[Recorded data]
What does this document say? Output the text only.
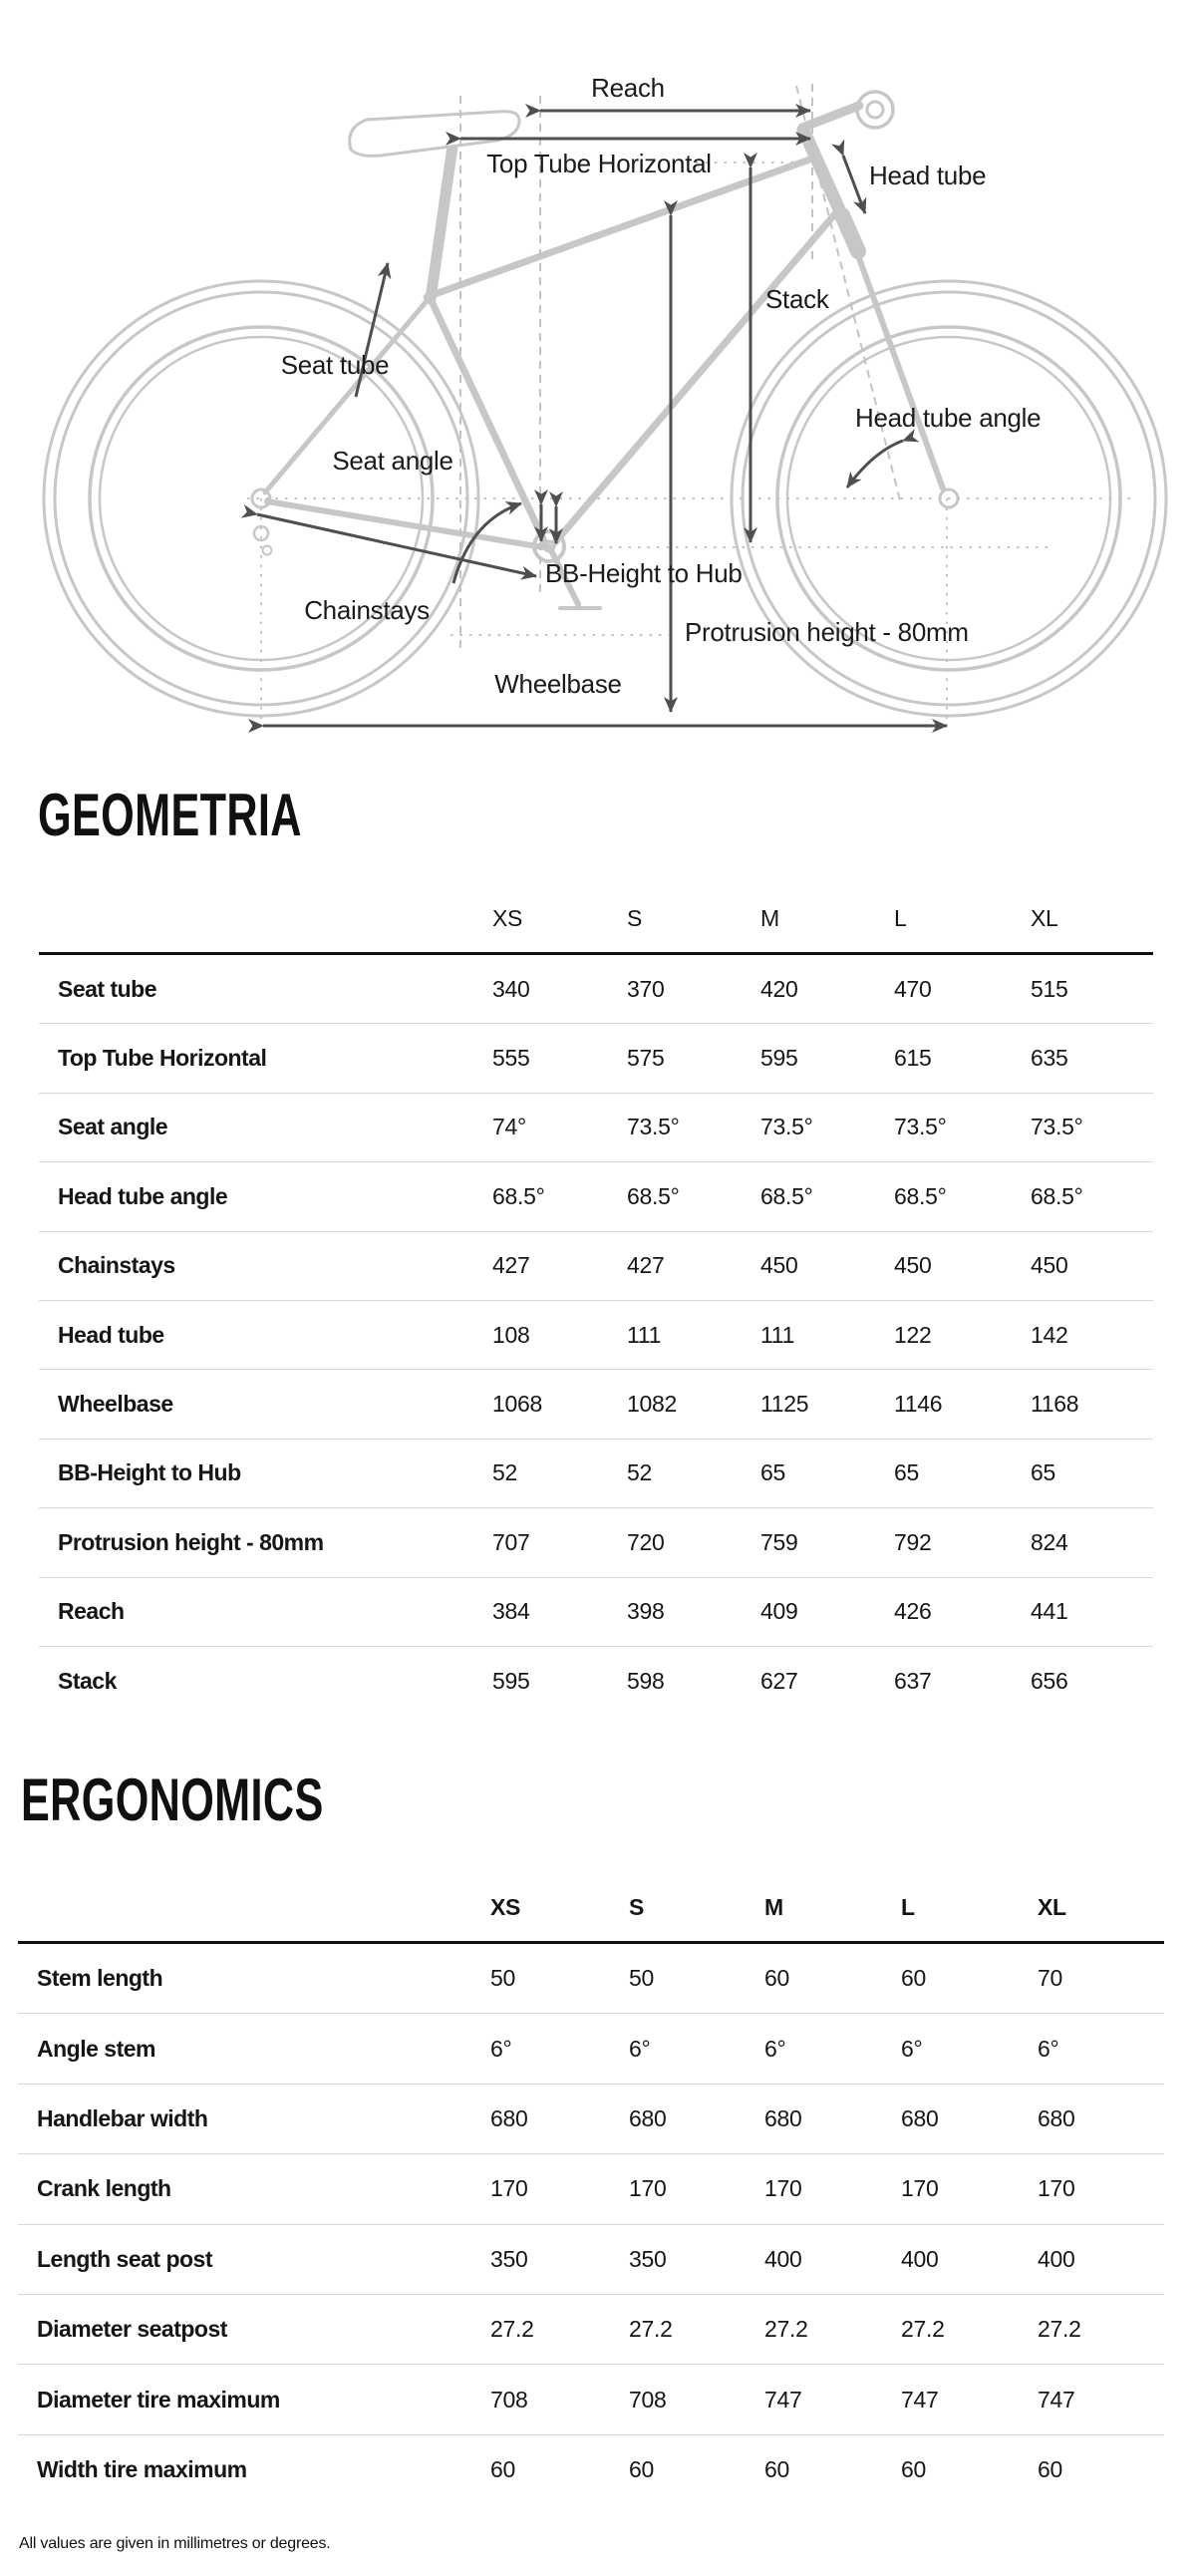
Reach
Top Tube Horizontal	Head tube
Stack
Seat tube
Seat angle
Head tube angle
Chainstays
BB-Height to Hub
Protrusion height - 80mm
Wheelbase
GEOMETRIA
XS	S	M	L	XL
Seat tube	340	370	420	470	515
Top Tube Horizontal	555	575	595	615	635
Seat angle	74°	73.5°	73.5°	73.5°	73.5°
Head tube angle	68.5°	68.5°	68.5°	68.5°	68.5°
Chainstays	427	427	450	450	450
Head tube	108	111	111	122	142
Wheelbase	1068	1082	1125	1146	1168
BB-Height to Hub	52	52	65	65	65
Protrusion height - 80mm	707	720	759	792	824
Reach	384	398	409	426	441
Stack	595	598	627	637	656
ERGONOMICS
XS	S	M	L	XL
Stem length	50	50	60	60	70
Angle stem	6°	6°	6°	6°	6°
Handlebar width	680	680	680	680	680
Crank length	170	170	170	170	170
Length seat post	350	350	400	400	400
Diameter seatpost	27.2	27.2	27.2	27.2	27.2
Diameter tire maximum	708	708	747	747	747
Width tire maximum	60	60	60	60	60
All values are given in millimetres or degrees.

§ **THE REQUEST**
Filter the entries above down to the lines containing the word "Protrusion".

§ **ANSWER BELOW**
Protrusion height - 80mm
Protrusion height - 80mm	707	720	759	792	824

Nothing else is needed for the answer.